• _Information shown_:
# # # # #

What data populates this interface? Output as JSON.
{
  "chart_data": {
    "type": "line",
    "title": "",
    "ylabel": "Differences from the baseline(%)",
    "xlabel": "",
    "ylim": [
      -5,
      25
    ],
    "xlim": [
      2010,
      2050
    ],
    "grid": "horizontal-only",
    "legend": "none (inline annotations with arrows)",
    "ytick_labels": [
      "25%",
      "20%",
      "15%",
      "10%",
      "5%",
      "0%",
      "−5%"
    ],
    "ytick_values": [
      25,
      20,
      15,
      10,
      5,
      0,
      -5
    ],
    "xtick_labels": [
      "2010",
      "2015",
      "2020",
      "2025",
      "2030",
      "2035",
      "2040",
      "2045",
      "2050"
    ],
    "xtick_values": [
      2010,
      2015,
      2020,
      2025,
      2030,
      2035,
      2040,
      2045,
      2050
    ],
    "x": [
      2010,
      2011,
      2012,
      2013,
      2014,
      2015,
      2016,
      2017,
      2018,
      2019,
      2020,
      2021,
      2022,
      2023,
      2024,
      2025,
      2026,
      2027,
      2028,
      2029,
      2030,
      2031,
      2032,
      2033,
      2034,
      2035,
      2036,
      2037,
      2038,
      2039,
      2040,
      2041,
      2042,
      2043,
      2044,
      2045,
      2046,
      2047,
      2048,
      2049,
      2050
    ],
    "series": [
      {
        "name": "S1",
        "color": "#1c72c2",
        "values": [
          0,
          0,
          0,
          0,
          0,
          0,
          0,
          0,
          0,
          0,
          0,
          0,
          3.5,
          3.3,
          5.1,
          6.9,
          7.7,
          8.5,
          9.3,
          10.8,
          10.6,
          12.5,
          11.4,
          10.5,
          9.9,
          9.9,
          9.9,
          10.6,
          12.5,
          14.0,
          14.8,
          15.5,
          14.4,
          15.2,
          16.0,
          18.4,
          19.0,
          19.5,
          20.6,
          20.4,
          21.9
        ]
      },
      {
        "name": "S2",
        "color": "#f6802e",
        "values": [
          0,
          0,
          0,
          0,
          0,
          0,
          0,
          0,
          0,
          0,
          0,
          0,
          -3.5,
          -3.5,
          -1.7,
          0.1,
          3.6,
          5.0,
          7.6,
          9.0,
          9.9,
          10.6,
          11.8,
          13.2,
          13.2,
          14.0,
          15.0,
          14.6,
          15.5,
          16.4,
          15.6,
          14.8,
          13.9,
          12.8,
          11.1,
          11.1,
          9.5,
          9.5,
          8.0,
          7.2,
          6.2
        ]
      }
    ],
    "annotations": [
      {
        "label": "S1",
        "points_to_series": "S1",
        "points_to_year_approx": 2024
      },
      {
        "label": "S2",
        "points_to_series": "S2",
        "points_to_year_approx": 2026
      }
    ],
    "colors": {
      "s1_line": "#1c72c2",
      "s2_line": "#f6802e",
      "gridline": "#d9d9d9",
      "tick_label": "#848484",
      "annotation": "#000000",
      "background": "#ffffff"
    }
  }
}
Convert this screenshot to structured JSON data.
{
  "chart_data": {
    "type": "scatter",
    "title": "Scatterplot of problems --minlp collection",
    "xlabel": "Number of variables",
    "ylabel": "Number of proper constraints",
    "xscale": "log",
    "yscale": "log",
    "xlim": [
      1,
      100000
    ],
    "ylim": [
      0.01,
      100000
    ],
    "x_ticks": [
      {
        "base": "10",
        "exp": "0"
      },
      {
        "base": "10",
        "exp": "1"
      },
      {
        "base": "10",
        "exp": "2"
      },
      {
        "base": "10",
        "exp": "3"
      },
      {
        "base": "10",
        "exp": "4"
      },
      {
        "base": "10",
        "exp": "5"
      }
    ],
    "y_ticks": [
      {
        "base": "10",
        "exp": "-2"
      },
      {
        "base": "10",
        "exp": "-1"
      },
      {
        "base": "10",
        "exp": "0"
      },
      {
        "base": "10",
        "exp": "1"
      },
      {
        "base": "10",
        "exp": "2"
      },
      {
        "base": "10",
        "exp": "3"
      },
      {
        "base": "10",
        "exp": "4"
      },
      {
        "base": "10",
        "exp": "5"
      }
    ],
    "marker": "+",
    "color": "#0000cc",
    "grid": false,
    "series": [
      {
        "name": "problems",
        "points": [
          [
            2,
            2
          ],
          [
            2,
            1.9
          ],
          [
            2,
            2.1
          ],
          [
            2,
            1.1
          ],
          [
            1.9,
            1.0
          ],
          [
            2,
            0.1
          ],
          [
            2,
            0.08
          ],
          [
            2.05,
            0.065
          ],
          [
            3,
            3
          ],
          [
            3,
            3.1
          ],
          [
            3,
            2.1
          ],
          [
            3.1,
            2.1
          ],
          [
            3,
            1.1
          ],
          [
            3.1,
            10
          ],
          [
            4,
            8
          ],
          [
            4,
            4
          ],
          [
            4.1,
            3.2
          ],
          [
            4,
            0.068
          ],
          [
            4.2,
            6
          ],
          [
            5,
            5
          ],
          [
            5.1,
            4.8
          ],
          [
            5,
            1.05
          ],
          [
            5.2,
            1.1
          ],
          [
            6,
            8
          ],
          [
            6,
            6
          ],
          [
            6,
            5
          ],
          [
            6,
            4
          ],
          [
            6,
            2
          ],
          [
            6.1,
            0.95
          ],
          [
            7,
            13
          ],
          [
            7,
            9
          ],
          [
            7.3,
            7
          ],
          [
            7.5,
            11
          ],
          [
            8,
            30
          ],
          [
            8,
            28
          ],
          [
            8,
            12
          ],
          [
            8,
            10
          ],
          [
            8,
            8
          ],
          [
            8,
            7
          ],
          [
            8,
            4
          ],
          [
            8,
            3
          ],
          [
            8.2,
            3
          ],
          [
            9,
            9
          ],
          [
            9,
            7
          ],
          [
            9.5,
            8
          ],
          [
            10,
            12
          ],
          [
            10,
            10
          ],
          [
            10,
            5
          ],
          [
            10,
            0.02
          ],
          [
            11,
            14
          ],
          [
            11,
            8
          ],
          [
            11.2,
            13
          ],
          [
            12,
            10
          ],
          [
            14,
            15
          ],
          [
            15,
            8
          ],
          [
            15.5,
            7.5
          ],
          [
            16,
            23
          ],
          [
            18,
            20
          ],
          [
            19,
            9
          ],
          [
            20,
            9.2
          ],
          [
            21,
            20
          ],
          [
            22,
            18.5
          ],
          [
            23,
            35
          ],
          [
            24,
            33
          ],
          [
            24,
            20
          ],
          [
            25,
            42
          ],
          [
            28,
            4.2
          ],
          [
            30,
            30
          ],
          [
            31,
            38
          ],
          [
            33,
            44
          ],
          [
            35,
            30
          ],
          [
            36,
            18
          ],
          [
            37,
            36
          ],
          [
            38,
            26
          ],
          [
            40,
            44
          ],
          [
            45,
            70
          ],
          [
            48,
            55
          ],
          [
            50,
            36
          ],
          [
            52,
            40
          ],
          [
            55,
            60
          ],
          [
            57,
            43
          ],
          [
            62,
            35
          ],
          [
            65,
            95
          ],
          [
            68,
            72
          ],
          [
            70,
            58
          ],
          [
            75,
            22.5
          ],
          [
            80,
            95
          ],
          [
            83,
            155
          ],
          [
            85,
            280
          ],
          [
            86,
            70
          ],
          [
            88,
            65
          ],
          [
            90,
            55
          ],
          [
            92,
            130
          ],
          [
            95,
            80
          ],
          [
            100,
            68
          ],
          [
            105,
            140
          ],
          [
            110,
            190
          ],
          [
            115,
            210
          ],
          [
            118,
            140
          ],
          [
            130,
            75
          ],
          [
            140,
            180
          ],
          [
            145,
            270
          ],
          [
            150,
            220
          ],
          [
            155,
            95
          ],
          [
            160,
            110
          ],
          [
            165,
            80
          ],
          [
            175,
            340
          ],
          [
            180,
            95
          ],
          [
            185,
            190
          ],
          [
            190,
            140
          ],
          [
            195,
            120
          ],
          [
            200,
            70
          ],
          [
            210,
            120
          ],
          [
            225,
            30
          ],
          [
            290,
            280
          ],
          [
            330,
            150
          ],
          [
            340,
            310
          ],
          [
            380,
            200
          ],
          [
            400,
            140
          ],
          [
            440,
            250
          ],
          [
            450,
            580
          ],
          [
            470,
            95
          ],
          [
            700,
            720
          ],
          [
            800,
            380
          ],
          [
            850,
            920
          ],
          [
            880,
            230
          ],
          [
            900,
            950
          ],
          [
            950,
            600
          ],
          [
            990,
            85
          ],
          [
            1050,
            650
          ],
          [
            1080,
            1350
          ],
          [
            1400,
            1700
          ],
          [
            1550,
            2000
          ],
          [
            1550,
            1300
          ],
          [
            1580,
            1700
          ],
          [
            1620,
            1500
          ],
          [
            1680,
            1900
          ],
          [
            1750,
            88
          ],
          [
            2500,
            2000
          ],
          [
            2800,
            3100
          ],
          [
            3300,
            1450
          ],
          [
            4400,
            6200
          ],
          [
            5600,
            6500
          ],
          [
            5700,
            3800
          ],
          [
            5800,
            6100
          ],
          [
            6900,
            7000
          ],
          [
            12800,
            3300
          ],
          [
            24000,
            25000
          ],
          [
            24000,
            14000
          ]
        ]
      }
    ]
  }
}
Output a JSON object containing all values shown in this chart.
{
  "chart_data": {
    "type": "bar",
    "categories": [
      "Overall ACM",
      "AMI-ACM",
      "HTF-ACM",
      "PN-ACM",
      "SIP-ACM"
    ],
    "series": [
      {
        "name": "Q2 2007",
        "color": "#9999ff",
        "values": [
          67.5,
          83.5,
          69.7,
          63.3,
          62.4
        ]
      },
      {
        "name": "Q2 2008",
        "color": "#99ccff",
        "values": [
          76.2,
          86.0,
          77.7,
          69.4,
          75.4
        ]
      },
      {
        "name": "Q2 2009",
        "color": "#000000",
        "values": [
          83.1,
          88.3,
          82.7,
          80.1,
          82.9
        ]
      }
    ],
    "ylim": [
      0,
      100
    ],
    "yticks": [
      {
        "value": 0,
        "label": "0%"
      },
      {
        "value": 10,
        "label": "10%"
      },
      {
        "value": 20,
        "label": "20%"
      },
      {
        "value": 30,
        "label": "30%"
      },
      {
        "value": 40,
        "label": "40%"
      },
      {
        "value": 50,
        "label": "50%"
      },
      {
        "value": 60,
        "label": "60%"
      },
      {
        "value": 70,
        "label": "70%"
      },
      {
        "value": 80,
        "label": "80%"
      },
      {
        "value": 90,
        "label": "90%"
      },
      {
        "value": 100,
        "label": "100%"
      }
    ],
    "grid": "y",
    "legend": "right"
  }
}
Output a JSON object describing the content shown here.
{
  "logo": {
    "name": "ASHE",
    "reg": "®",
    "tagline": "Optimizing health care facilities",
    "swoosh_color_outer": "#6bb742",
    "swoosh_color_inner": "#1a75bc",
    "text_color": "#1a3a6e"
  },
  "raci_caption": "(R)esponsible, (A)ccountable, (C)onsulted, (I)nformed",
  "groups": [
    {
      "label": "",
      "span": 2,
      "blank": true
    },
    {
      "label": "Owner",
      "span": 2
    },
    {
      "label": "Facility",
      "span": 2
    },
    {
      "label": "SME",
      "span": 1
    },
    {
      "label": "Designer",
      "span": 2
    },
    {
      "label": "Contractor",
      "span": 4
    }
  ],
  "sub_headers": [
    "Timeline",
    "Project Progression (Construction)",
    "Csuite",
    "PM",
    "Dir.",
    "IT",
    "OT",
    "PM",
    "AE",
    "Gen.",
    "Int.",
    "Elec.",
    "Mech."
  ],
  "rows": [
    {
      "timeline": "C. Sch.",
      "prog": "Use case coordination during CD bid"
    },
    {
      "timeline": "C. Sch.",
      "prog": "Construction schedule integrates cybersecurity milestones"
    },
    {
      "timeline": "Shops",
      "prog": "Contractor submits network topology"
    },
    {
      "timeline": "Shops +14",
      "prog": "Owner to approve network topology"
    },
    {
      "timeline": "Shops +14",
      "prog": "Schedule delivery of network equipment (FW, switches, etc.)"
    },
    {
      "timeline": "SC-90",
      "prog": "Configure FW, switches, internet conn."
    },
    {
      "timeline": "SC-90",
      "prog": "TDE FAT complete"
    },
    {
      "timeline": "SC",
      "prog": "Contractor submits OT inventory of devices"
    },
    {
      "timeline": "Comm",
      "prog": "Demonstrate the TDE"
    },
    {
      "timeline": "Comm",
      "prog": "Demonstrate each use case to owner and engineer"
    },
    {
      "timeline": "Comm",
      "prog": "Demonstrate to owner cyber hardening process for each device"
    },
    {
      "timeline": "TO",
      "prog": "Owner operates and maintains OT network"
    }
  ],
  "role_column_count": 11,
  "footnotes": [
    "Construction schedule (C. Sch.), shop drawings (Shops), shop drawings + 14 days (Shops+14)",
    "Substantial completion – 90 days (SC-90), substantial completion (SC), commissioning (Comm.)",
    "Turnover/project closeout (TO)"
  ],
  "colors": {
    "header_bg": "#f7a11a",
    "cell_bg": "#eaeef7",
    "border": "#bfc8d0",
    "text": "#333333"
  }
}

# # # # #

• _Exercise_: Which lines contain the word "Demonstrate"? Return each of them.

• _Answer to this exercise_:
      "prog": "Demonstrate the TDE"
      "prog": "Demonstrate each use case to owner and engineer"
      "prog": "Demonstrate to owner cyber hardening process for each device"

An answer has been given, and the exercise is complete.